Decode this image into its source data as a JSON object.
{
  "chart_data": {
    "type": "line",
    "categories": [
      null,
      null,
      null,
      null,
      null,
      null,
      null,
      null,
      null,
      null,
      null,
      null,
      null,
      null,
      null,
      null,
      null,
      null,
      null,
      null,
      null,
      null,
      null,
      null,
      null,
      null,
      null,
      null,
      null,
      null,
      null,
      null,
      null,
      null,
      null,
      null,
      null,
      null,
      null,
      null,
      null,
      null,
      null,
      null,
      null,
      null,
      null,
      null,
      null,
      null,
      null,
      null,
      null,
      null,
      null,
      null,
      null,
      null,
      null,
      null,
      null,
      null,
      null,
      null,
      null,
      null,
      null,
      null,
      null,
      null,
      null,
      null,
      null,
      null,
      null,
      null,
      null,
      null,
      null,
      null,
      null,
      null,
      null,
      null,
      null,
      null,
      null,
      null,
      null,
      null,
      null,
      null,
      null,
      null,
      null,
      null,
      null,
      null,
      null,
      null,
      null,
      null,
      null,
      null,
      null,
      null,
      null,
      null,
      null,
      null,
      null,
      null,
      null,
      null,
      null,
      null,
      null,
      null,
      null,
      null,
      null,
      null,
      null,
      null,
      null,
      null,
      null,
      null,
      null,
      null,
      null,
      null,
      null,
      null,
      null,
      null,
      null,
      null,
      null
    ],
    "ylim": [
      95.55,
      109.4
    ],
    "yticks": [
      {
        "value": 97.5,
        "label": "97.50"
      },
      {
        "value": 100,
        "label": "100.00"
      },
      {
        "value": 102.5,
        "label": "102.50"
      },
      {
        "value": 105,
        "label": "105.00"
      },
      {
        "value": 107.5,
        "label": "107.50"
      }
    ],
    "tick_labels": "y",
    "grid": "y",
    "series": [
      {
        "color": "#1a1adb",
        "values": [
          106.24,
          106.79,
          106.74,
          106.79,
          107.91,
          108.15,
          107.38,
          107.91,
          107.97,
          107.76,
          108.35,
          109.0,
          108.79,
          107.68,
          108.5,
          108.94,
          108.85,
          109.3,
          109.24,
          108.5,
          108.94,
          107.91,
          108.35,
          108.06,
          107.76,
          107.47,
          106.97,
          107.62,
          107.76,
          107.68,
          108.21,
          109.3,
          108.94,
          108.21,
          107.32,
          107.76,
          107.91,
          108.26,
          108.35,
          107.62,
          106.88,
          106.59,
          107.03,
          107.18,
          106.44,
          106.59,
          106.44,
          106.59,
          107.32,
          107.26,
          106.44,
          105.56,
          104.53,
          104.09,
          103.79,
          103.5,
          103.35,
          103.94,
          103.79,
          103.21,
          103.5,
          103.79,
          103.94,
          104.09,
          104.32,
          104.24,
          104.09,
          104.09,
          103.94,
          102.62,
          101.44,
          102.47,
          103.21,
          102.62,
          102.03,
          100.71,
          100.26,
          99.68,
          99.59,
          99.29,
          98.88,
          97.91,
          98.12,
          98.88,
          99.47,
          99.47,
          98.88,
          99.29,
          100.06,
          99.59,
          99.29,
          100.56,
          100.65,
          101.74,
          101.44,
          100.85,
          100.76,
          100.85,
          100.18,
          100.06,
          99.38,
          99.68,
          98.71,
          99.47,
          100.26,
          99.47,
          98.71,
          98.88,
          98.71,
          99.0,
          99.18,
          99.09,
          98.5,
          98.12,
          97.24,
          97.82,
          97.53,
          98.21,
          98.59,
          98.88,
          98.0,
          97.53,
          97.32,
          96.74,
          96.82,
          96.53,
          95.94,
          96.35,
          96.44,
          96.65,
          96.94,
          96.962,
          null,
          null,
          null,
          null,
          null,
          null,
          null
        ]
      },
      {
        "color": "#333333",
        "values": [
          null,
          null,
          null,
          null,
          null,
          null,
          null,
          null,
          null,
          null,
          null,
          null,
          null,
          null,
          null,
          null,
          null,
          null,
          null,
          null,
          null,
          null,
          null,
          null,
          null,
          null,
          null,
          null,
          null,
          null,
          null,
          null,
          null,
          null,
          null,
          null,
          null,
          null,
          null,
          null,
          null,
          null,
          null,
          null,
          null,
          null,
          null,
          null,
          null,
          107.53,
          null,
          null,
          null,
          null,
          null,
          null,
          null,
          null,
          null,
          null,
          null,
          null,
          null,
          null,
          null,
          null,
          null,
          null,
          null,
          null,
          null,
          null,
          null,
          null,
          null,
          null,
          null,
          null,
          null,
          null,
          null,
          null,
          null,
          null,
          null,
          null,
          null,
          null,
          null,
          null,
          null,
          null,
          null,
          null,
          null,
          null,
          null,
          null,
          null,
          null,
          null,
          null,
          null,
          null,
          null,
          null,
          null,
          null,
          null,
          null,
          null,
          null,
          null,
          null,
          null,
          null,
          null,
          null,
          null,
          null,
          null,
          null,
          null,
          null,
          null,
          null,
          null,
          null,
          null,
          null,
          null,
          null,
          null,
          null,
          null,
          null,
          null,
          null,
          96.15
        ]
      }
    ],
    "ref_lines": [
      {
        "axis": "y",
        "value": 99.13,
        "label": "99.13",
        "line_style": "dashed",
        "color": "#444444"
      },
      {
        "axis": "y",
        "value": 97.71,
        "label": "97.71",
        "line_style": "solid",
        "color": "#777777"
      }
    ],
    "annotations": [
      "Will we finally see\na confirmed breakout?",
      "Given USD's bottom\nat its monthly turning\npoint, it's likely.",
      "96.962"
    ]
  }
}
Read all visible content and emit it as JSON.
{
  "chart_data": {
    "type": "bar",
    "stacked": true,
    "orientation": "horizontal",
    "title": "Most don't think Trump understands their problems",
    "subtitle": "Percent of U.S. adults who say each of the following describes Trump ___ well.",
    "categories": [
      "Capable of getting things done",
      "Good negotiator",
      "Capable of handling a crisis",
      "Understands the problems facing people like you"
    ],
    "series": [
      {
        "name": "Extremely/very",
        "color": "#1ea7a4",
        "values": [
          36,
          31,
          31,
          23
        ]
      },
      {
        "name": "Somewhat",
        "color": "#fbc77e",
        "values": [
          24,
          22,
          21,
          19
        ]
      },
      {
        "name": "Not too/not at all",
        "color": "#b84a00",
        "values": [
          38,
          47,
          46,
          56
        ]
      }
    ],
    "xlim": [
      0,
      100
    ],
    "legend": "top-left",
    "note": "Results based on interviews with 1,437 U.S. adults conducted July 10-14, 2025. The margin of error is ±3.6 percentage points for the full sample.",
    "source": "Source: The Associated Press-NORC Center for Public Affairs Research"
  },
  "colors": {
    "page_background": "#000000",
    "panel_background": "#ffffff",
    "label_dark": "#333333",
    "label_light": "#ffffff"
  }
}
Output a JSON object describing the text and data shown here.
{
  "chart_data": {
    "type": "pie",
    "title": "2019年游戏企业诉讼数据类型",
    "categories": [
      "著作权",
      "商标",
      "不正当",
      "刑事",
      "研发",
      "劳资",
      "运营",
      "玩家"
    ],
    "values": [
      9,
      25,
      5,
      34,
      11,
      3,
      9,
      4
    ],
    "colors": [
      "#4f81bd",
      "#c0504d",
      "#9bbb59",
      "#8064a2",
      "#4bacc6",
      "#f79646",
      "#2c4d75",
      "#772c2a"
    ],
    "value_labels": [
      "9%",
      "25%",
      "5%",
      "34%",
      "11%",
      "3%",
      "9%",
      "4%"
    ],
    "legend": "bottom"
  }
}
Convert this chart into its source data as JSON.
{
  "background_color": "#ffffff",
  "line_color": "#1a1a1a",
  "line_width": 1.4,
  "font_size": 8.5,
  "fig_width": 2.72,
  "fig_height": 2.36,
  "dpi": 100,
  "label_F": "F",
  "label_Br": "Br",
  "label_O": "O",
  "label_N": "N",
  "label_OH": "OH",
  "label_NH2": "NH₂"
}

**TASK PROMPT:** Reproduce every line from the entries that holds the word "adults".

**TASK ANSWER:**
    "subtitle": "Percent of U.S. adults who say each of the following describes Trump ___ well.",
    "note": "Results based on interviews with 1,437 U.S. adults conducted July 10-14, 2025. The margin of error is ±3.6 percentage points for the full sample.",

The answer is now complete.